Given request:
List each line of the data that holds the word "JSON".

Records provided:
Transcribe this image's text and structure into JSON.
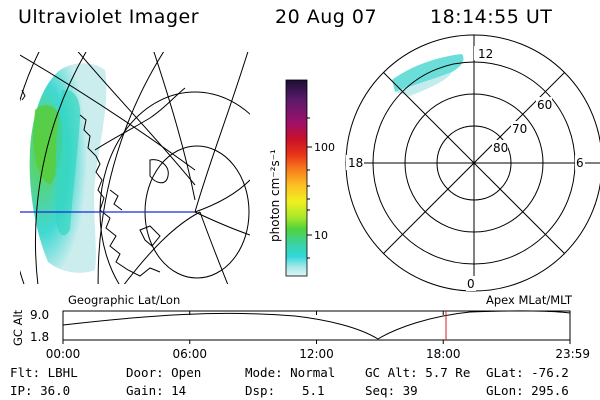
{
  "header": {
    "instrument": "Ultraviolet Imager",
    "date": "20 Aug 07",
    "time": "18:14:55 UT"
  },
  "colorbar": {
    "label": "photon cm⁻²s⁻¹",
    "tick_labels": [
      "100",
      "10"
    ],
    "colors": [
      "#1a1033",
      "#5a1a6a",
      "#a0106a",
      "#c8102a",
      "#e83418",
      "#f7801c",
      "#fcc224",
      "#f0f020",
      "#a8e828",
      "#52d23c",
      "#3ad2a8",
      "#30d8d8",
      "#a0e8e8",
      "#e0f4f4"
    ]
  },
  "polar_plot": {
    "mlt_labels": [
      "12",
      "18",
      "6",
      "0"
    ],
    "lat_labels": [
      "60",
      "70",
      "80"
    ]
  },
  "timeline": {
    "left_label": "Geographic Lat/Lon",
    "right_label": "Apex MLat/MLT",
    "axis_title": "GC Alt",
    "y_ticks": [
      "9.0",
      "1.8"
    ],
    "x_ticks": [
      "00:00",
      "06:00",
      "12:00",
      "18:00",
      "23:59"
    ],
    "current_time_marker_color": "#d02020"
  },
  "info": {
    "flt": "Flt: LBHL",
    "ip": "IP: 36.0",
    "door": "Door: Open",
    "gain": "Gain: 14",
    "mode": "Mode: Normal",
    "dsp_label": "Dsp:",
    "dsp_value": "5.1",
    "gc_alt": "GC Alt: 5.7 Re",
    "seq": "Seq: 39",
    "glat": "GLat: -76.2",
    "glon": "GLon: 295.6"
  }
}
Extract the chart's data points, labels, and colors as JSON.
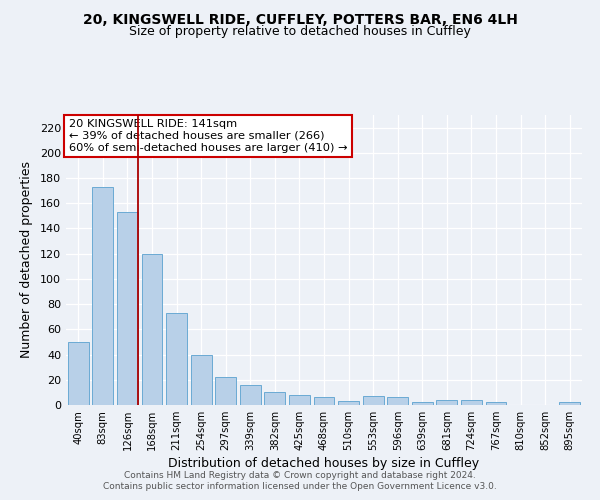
{
  "title1": "20, KINGSWELL RIDE, CUFFLEY, POTTERS BAR, EN6 4LH",
  "title2": "Size of property relative to detached houses in Cuffley",
  "xlabel": "Distribution of detached houses by size in Cuffley",
  "ylabel": "Number of detached properties",
  "categories": [
    "40sqm",
    "83sqm",
    "126sqm",
    "168sqm",
    "211sqm",
    "254sqm",
    "297sqm",
    "339sqm",
    "382sqm",
    "425sqm",
    "468sqm",
    "510sqm",
    "553sqm",
    "596sqm",
    "639sqm",
    "681sqm",
    "724sqm",
    "767sqm",
    "810sqm",
    "852sqm",
    "895sqm"
  ],
  "values": [
    50,
    173,
    153,
    120,
    73,
    40,
    22,
    16,
    10,
    8,
    6,
    3,
    7,
    6,
    2,
    4,
    4,
    2,
    0,
    0,
    2
  ],
  "bar_color": "#b8d0e8",
  "bar_edge_color": "#6aaad4",
  "vline_x_idx": 2,
  "vline_color": "#aa0000",
  "annotation_text": "20 KINGSWELL RIDE: 141sqm\n← 39% of detached houses are smaller (266)\n60% of semi-detached houses are larger (410) →",
  "annotation_box_color": "#ffffff",
  "annotation_box_edge": "#cc0000",
  "ylim": [
    0,
    230
  ],
  "yticks": [
    0,
    20,
    40,
    60,
    80,
    100,
    120,
    140,
    160,
    180,
    200,
    220
  ],
  "footer1": "Contains HM Land Registry data © Crown copyright and database right 2024.",
  "footer2": "Contains public sector information licensed under the Open Government Licence v3.0.",
  "bg_color": "#edf1f7",
  "grid_color": "#ffffff",
  "title1_fontsize": 10,
  "title2_fontsize": 9
}
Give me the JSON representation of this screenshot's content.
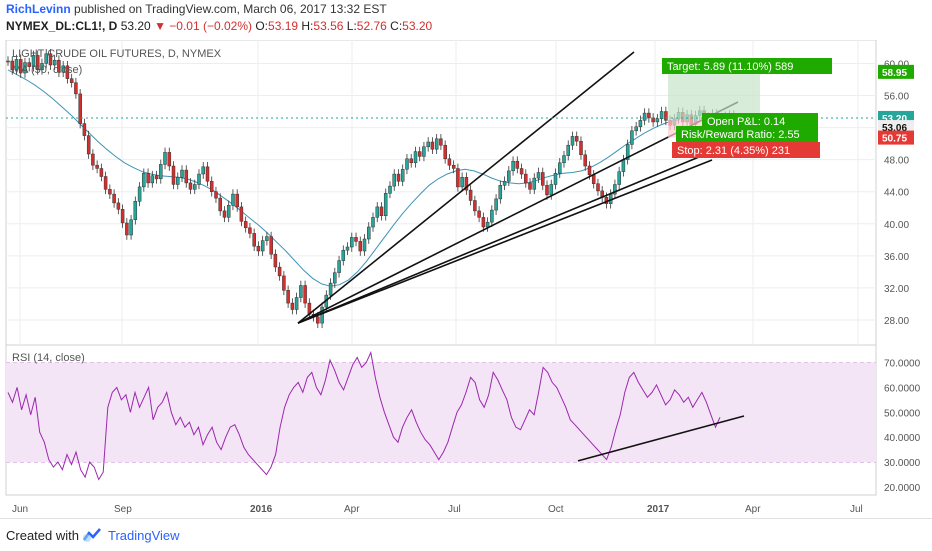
{
  "header": {
    "author": "RichLevinn",
    "published_text": "published on TradingView.com, March 06, 2017 13:32 EST",
    "symbol": "NYMEX_DL:CL1!, D",
    "last": "53.20",
    "change": "▼ −0.01 (−0.02%)",
    "ohlc": {
      "o_label": "O:",
      "o": "53.19",
      "h_label": "H:",
      "h": "53.56",
      "l_label": "L:",
      "l": "52.76",
      "c_label": "C:",
      "c": "53.20"
    }
  },
  "footer": {
    "created_with": "Created with",
    "brand": "TradingView"
  },
  "colors": {
    "up": "#26a69a",
    "down": "#d32f2f",
    "ma": "#3f94b5",
    "rsi": "#9c27b0",
    "rsi_band": "#f3e5f5",
    "target": "#1faa00",
    "stop": "#e53935"
  },
  "chart_data": [
    {
      "type": "candlestick",
      "title": "LIGHT CRUDE OIL FUTURES, D, NYMEX",
      "ma_label": "MA (50, close)",
      "x_ticks": [
        "Jun",
        "Sep",
        "2016",
        "Apr",
        "Jul",
        "Oct",
        "2017",
        "Apr",
        "Jul"
      ],
      "y_ticks": [
        "60.00",
        "56.00",
        "52.00",
        "48.00",
        "44.00",
        "40.00",
        "36.00",
        "32.00",
        "28.00"
      ],
      "ylim": [
        25.5,
        62.3
      ],
      "price_labels": {
        "target": "58.95",
        "current": "53.20",
        "entry": "53.06",
        "stop": "50.75"
      },
      "position": {
        "target": "Target: 5.89 (11.10%) 589",
        "open_pnl": "Open P&L: 0.14",
        "rr": "Risk/Reward Ratio: 2.55",
        "stop": "Stop: 2.31 (4.35%) 231"
      },
      "closes": [
        60.3,
        59.2,
        60.5,
        58.8,
        60.1,
        59.6,
        61.0,
        59.2,
        60.0,
        61.2,
        59.8,
        60.4,
        58.9,
        59.7,
        58.1,
        57.6,
        56.2,
        52.5,
        51.0,
        48.7,
        47.3,
        46.9,
        45.9,
        44.3,
        43.7,
        42.6,
        41.8,
        40.1,
        38.6,
        40.5,
        42.8,
        44.6,
        46.3,
        45.1,
        46.0,
        45.6,
        47.4,
        48.9,
        47.2,
        44.9,
        45.8,
        46.7,
        45.1,
        44.3,
        44.9,
        46.2,
        47.1,
        45.3,
        44.0,
        43.2,
        41.6,
        40.8,
        42.3,
        43.7,
        42.1,
        40.3,
        39.5,
        38.8,
        37.2,
        36.6,
        37.9,
        38.4,
        36.2,
        34.6,
        33.5,
        31.7,
        30.1,
        29.3,
        30.8,
        32.3,
        30.1,
        28.7,
        28.4,
        27.6,
        29.6,
        31.1,
        32.6,
        33.9,
        35.4,
        36.7,
        37.1,
        38.3,
        37.8,
        36.6,
        38.1,
        39.6,
        40.8,
        42.1,
        41.0,
        43.8,
        44.7,
        46.2,
        45.3,
        46.8,
        48.1,
        47.6,
        49.0,
        48.4,
        49.6,
        50.2,
        49.3,
        50.6,
        49.8,
        48.1,
        47.3,
        46.9,
        44.6,
        45.8,
        44.2,
        42.9,
        41.6,
        40.8,
        39.6,
        40.2,
        41.7,
        43.1,
        44.8,
        45.3,
        46.6,
        47.8,
        46.9,
        46.2,
        45.1,
        44.3,
        45.7,
        46.4,
        44.8,
        43.6,
        44.9,
        46.3,
        47.6,
        48.5,
        49.8,
        50.9,
        50.3,
        48.6,
        47.2,
        46.1,
        45.0,
        44.1,
        43.3,
        42.5,
        43.7,
        44.9,
        46.5,
        48.0,
        49.9,
        51.6,
        52.1,
        52.9,
        53.8,
        53.2,
        52.7,
        53.1,
        54.0,
        52.9,
        52.3,
        53.1,
        53.9,
        52.7,
        53.6,
        52.4,
        53.5,
        54.1,
        53.3,
        52.9,
        53.7,
        53.2,
        52.8,
        53.4,
        53.56,
        53.19,
        53.2
      ],
      "ma": [
        59.2,
        58.6,
        58.0,
        57.3,
        56.5,
        55.6,
        54.6,
        53.6,
        52.5,
        51.4,
        50.3,
        49.3,
        48.4,
        47.6,
        47.0,
        46.5,
        46.2,
        46.0,
        45.9,
        45.8,
        45.6,
        45.2,
        44.7,
        44.1,
        43.3,
        42.5,
        41.6,
        40.7,
        39.8,
        38.8,
        37.7,
        36.6,
        35.4,
        34.2,
        33.2,
        32.5,
        32.2,
        32.4,
        33.0,
        34.0,
        35.3,
        36.8,
        38.3,
        39.8,
        41.2,
        42.5,
        43.7,
        44.8,
        45.6,
        46.2,
        46.6,
        46.8,
        46.6,
        46.2,
        45.7,
        45.3,
        45.1,
        45.0,
        45.1,
        45.4,
        45.8,
        46.1,
        46.3,
        46.4,
        46.6,
        47.0,
        47.6,
        48.3,
        49.1,
        49.9,
        50.6,
        51.3,
        51.9,
        52.4,
        52.8,
        53.0
      ]
    },
    {
      "type": "line",
      "title": "RSI (14, close)",
      "y_ticks": [
        "70.0000",
        "60.0000",
        "50.0000",
        "40.0000",
        "30.0000",
        "20.0000"
      ],
      "ylim": [
        18,
        75
      ],
      "band": [
        30,
        70
      ],
      "values": [
        58,
        54,
        60,
        51,
        57,
        49,
        56,
        42,
        38,
        31,
        28,
        30,
        27,
        33,
        29,
        34,
        27,
        24,
        30,
        28,
        23,
        26,
        52,
        58,
        60,
        55,
        57,
        50,
        58,
        52,
        56,
        60,
        47,
        52,
        54,
        58,
        50,
        45,
        48,
        44,
        46,
        41,
        44,
        37,
        41,
        44,
        38,
        35,
        40,
        44,
        45,
        41,
        36,
        33,
        31,
        29,
        27,
        25,
        28,
        33,
        44,
        52,
        57,
        60,
        62,
        58,
        64,
        66,
        60,
        57,
        63,
        71,
        67,
        62,
        59,
        64,
        69,
        72,
        68,
        70,
        74,
        64,
        56,
        50,
        45,
        40,
        38,
        44,
        48,
        51,
        46,
        42,
        39,
        37,
        34,
        31,
        34,
        38,
        44,
        50,
        53,
        58,
        64,
        62,
        55,
        52,
        57,
        66,
        63,
        59,
        55,
        48,
        44,
        43,
        47,
        51,
        49,
        58,
        68,
        66,
        62,
        60,
        56,
        52,
        47,
        45,
        43,
        41,
        39,
        37,
        35,
        33,
        31,
        36,
        43,
        49,
        58,
        64,
        66,
        62,
        59,
        56,
        58,
        61,
        57,
        53,
        55,
        59,
        57,
        54,
        56,
        52,
        55,
        58,
        54,
        49,
        44,
        48
      ],
      "x_ticks": [
        "Jun",
        "Sep",
        "2016",
        "Apr",
        "Jul",
        "Oct",
        "2017",
        "Apr",
        "Jul"
      ]
    }
  ]
}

Right answer:
Transcribe this image's text and structure into JSON.
Extract the chart's data points, labels, and colors as JSON.
Give me the JSON representation of this screenshot's content.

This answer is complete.